→ AIM OF THE EXERCISE
Repeat every line of the data exactly, but not the pictures.
--- Begin ---
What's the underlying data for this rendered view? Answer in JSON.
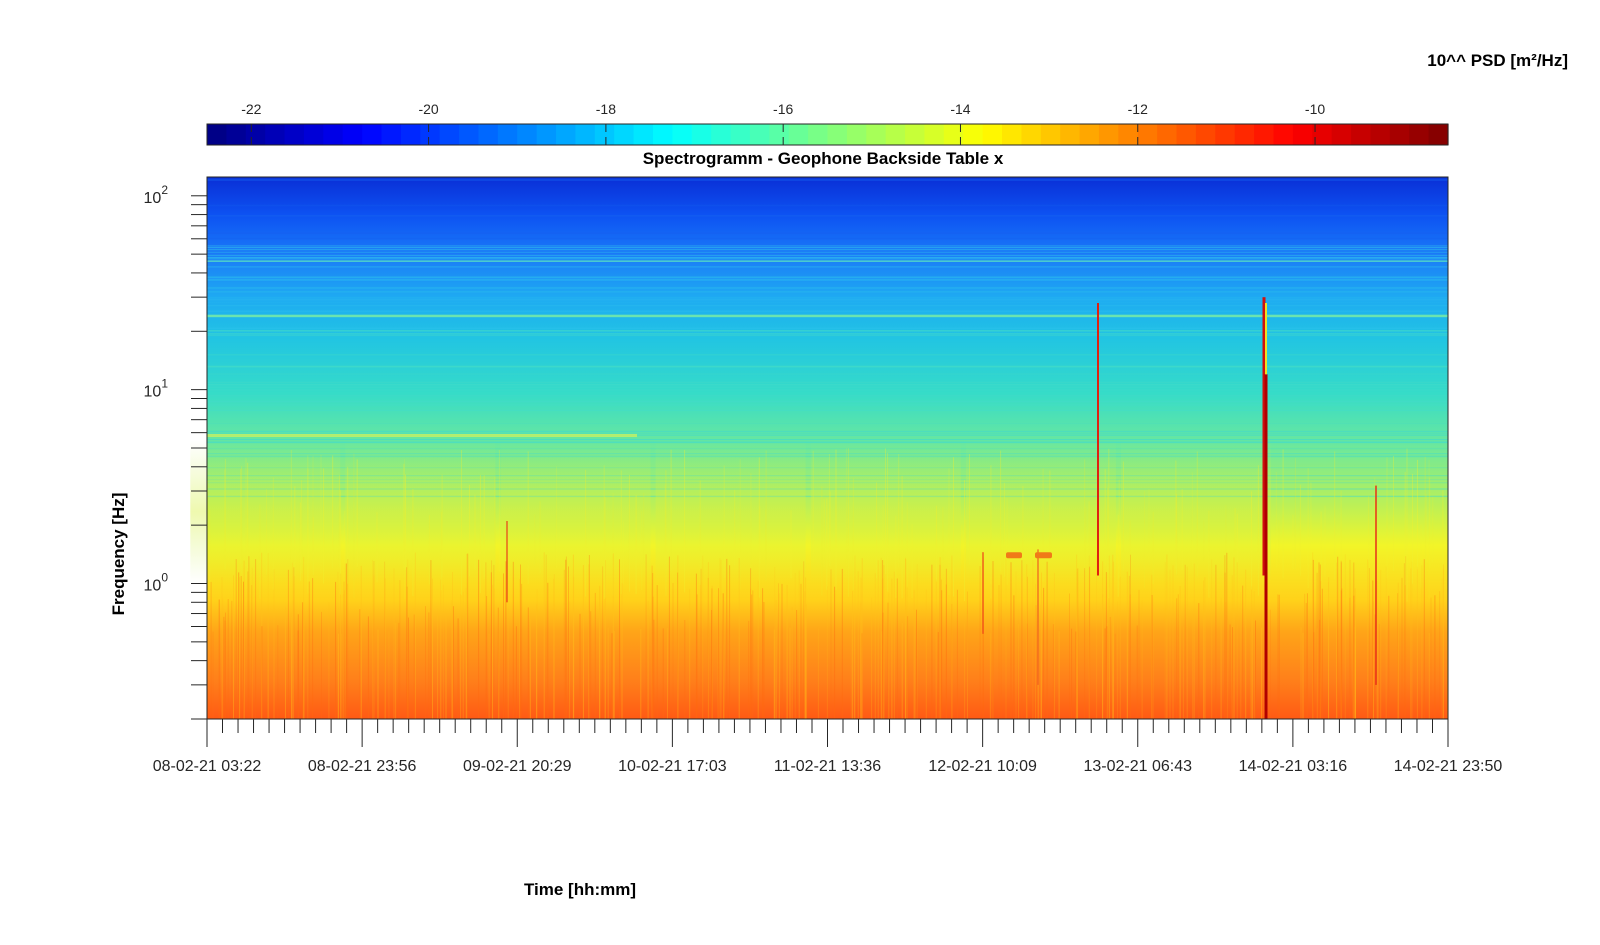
{
  "chart_data": {
    "type": "heatmap",
    "title": "Spectrogramm - Geophone Backside Table x",
    "xlabel": "Time [hh:mm]",
    "ylabel": "Frequency [Hz]",
    "colorbar_label": "10^^ PSD [m²/Hz]",
    "colormap": "jet",
    "colorbar_ticks": [
      "-22",
      "-20",
      "-18",
      "-16",
      "-14",
      "-12",
      "-10"
    ],
    "colorbar_range": [
      -22.5,
      -8.5
    ],
    "x_tick_labels": [
      "08-02-21 03:22",
      "08-02-21 23:56",
      "09-02-21 20:29",
      "10-02-21 17:03",
      "11-02-21 13:36",
      "12-02-21 10:09",
      "13-02-21 06:43",
      "14-02-21 03:16",
      "14-02-21 23:50"
    ],
    "y_scale": "log",
    "ylim": [
      0.2,
      125
    ],
    "y_tick_labels": [
      {
        "base": "10",
        "exp": "0",
        "value": 1
      },
      {
        "base": "10",
        "exp": "1",
        "value": 10
      },
      {
        "base": "10",
        "exp": "2",
        "value": 100
      }
    ],
    "psd_profile": [
      {
        "freq_hz": 0.2,
        "log10_psd": -10.6
      },
      {
        "freq_hz": 0.5,
        "log10_psd": -11.8
      },
      {
        "freq_hz": 0.7,
        "log10_psd": -13.6
      },
      {
        "freq_hz": 1.0,
        "log10_psd": -14.5
      },
      {
        "freq_hz": 3.0,
        "log10_psd": -15.6
      },
      {
        "freq_hz": 10,
        "log10_psd": -16.9
      },
      {
        "freq_hz": 30,
        "log10_psd": -17.9
      },
      {
        "freq_hz": 60,
        "log10_psd": -19.0
      },
      {
        "freq_hz": 125,
        "log10_psd": -20.5
      }
    ]
  }
}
--- End ---
→ TASK SOLUTION
What's the underlying data for this rendered view? Answer in JSON.
{
  "chart_data": {
    "type": "heatmap",
    "title": "Spectrogramm - Geophone Backside Table x",
    "xlabel": "Time [hh:mm]",
    "ylabel": "Frequency [Hz]",
    "colorbar_label": "10^^ PSD [m²/Hz]",
    "colormap": "jet",
    "colorbar_ticks": [
      "-22",
      "-20",
      "-18",
      "-16",
      "-14",
      "-12",
      "-10"
    ],
    "colorbar_range": [
      -22.5,
      -8.5
    ],
    "x_tick_labels": [
      "08-02-21 03:22",
      "08-02-21 23:56",
      "09-02-21 20:29",
      "10-02-21 17:03",
      "11-02-21 13:36",
      "12-02-21 10:09",
      "13-02-21 06:43",
      "14-02-21 03:16",
      "14-02-21 23:50"
    ],
    "y_scale": "log",
    "ylim": [
      0.2,
      125
    ],
    "y_tick_labels": [
      {
        "base": "10",
        "exp": "0",
        "value": 1
      },
      {
        "base": "10",
        "exp": "1",
        "value": 10
      },
      {
        "base": "10",
        "exp": "2",
        "value": 100
      }
    ],
    "psd_profile": [
      {
        "freq_hz": 0.2,
        "log10_psd": -10.6
      },
      {
        "freq_hz": 0.5,
        "log10_psd": -11.8
      },
      {
        "freq_hz": 0.7,
        "log10_psd": -13.6
      },
      {
        "freq_hz": 1.0,
        "log10_psd": -14.5
      },
      {
        "freq_hz": 3.0,
        "log10_psd": -15.6
      },
      {
        "freq_hz": 10,
        "log10_psd": -16.9
      },
      {
        "freq_hz": 30,
        "log10_psd": -17.9
      },
      {
        "freq_hz": 60,
        "log10_psd": -19.0
      },
      {
        "freq_hz": 125,
        "log10_psd": -20.5
      }
    ]
  }
}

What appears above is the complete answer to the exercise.